▶ [READING TEXT]:
How do I maintain the Auth0 session on the device that displays the authorization URL? It does successfully get the session using webAuth.checkSession if I do it within the same browser, which leads me to believe it isn’t possible for a phone to login and the device to store that session.
Hi @brgzingler ,
I understand you’re trying to maintain an Auth0 session across different devices - specifically between a phone where the login happens and another device that needs to maintain that session.
You’re correct in your observation. This is fundamentally challenging because:
- Auth0’s
checkSession
works within the same browser context because it relies on browser cookies/storage - The authorization flow happening on the phone creates a session specific to that device/browser
But I am curious to know, what use-case or experience you trying to solve?
@sumansaurav I am trying to create a QR code login flow for a display that is running a web app. When users login on their device, I want the session to persist on the display, ideally across subdomains as well meaning we would need cookies. I was hoping for some sort of function in the auth0 SDK to exchange the access token to create a session, but so far my solution has been to just store the id_token, expires_at and refresh_token in local storage, and then just check expires_at to see if the users session is over. When it is over, I use rotating refresh tokens to create a new session. I am not sure if local storage is the correct option for this however.

▶ [WHAT TO PRODUCE]: Write the next part of the forum thread about keeping an Auth0 session on a display that shows a QR code login, picking up after its final sentence.

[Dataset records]
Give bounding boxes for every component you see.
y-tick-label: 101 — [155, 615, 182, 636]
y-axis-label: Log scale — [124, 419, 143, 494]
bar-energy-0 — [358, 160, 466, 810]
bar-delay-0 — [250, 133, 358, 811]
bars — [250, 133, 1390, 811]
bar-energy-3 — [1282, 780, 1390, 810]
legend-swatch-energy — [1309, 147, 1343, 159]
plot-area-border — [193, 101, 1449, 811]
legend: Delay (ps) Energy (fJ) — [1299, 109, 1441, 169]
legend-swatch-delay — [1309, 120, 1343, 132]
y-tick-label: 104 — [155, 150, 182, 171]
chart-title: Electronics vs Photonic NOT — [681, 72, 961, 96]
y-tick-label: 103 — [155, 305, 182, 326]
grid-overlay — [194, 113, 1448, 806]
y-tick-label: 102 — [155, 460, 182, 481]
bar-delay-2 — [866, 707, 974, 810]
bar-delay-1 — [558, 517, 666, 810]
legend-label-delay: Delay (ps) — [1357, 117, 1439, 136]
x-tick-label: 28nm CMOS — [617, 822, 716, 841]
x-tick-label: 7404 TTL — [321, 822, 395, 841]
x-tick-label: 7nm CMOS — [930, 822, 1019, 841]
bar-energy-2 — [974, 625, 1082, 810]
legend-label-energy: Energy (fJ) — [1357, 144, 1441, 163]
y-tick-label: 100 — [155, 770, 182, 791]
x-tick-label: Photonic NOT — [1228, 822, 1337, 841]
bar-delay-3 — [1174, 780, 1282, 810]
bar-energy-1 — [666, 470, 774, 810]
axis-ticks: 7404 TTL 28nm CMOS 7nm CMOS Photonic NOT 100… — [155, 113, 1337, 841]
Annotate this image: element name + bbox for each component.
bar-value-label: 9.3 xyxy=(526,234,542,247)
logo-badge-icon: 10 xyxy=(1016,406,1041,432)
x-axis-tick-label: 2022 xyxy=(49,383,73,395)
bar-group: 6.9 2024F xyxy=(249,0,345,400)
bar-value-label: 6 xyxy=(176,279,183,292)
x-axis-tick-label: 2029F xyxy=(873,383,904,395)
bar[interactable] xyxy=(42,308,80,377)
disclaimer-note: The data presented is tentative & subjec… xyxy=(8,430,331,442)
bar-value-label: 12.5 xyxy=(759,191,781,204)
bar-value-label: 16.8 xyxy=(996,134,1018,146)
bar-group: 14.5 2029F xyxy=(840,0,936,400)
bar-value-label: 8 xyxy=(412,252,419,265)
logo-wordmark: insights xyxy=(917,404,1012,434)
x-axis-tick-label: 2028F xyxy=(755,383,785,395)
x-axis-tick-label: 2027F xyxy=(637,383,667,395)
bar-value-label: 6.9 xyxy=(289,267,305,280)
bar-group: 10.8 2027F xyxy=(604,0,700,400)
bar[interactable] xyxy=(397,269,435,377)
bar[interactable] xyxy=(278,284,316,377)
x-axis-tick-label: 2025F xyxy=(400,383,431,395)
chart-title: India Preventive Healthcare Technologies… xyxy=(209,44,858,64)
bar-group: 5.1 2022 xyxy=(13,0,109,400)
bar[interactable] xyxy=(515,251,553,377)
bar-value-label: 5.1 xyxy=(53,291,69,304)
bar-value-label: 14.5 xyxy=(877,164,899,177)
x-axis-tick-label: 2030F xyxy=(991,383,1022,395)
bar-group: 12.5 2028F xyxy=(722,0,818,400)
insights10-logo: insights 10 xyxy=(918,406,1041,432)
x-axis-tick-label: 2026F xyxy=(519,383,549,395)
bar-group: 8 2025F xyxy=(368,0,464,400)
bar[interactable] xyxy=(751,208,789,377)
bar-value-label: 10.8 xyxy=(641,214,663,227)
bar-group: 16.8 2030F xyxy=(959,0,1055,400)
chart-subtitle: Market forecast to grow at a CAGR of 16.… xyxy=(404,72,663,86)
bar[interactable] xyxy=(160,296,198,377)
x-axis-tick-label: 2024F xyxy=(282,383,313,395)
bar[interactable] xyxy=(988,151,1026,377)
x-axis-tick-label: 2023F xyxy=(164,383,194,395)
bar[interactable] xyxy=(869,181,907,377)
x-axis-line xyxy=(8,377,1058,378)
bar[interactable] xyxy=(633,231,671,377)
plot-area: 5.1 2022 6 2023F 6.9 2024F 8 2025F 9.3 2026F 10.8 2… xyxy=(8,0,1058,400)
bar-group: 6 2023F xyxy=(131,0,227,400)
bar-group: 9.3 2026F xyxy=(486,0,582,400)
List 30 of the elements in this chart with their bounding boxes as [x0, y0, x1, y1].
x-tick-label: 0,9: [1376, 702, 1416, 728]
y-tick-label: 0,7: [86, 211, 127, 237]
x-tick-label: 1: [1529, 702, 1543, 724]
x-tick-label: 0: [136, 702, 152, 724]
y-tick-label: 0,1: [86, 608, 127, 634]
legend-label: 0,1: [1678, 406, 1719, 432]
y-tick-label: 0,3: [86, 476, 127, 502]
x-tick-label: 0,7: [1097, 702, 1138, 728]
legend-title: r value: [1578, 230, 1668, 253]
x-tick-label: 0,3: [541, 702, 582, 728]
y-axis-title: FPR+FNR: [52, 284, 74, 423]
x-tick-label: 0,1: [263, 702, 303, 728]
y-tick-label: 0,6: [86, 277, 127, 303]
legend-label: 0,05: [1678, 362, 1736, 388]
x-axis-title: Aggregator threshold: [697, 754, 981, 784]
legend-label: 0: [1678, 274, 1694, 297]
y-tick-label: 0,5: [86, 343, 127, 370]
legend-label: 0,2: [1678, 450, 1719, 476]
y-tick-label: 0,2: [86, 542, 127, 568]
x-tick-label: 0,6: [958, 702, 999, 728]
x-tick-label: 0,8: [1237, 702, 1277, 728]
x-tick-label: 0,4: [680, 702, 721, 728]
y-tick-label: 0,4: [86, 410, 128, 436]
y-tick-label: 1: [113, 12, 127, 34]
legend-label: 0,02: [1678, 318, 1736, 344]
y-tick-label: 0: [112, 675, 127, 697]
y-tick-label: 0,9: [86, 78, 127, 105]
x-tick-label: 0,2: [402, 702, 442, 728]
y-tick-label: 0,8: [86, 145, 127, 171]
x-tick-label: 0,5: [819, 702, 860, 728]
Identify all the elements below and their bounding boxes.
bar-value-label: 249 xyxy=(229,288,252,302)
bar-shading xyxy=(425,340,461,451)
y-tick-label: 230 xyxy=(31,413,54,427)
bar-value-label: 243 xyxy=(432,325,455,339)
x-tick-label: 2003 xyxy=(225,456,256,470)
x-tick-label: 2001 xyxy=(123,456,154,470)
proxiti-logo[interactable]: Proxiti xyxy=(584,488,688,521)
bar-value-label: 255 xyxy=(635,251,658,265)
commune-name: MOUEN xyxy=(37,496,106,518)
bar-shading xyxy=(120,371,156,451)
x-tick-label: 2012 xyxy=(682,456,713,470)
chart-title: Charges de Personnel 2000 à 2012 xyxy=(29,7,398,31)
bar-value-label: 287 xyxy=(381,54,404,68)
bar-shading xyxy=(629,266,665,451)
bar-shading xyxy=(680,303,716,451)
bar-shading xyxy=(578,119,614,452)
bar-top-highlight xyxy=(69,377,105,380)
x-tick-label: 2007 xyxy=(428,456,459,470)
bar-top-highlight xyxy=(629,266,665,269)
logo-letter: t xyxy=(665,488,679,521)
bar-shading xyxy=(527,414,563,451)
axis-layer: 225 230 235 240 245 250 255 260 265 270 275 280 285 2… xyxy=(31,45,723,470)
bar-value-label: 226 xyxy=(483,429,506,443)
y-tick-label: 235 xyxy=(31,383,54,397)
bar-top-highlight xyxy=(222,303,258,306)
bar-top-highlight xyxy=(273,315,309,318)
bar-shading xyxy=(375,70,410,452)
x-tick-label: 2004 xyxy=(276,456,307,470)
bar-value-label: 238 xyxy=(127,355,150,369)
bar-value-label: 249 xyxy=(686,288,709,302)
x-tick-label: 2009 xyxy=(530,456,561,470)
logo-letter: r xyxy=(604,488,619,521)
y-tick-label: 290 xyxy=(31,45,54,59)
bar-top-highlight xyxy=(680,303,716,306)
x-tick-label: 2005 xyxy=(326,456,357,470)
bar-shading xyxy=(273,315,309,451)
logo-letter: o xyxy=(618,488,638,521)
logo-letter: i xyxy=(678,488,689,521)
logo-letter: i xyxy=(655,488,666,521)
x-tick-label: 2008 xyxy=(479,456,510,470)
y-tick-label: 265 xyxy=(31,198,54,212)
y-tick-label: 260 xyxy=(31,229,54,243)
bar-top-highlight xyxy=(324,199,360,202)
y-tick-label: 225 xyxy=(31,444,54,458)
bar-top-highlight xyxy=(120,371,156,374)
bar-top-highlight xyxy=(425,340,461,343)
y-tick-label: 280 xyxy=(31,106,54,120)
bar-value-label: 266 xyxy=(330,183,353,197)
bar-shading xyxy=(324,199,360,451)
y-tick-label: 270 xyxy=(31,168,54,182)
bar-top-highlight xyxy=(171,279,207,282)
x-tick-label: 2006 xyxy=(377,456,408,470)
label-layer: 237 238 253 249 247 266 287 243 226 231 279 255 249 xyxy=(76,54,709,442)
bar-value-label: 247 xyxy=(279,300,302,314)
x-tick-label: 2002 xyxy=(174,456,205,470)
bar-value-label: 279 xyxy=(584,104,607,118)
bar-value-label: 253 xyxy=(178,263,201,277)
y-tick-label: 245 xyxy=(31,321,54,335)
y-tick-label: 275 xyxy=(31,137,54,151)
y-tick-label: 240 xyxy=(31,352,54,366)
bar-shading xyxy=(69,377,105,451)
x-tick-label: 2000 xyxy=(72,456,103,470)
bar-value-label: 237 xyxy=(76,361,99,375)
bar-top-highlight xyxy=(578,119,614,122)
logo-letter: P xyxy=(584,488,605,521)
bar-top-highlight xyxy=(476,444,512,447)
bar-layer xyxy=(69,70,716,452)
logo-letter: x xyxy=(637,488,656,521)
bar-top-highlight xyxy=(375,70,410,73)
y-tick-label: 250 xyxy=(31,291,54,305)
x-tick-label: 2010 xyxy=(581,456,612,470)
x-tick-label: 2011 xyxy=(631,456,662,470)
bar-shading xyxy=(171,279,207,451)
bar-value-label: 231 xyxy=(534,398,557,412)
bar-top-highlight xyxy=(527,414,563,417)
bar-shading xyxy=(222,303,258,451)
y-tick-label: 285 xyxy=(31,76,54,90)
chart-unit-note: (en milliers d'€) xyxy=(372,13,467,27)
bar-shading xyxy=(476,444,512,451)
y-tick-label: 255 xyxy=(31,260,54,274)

▶ [REPLY TO THE EXERCISE]:
Hi @brgzingler ,
If I am understanding correctly, you are trying to implement Client-Initiated Backchannel Authentication Flow.
Look at this documentation and let me know if this fits your use case.
I’m not sure this is quite what I am looking for. This isn’t for a mobile app so I have no way of sending push notifications; there must be a QR code that the user can scan with a device to authenticate when the user presses sign in on the display, similar to how Roku apps authenticate. This is confusing to me because there is surely a way to do what I’m trying to do with the Device Authorization Flow. The only difference is that I am doing it on a website in the browser, not in an app. Thank you for the response, though!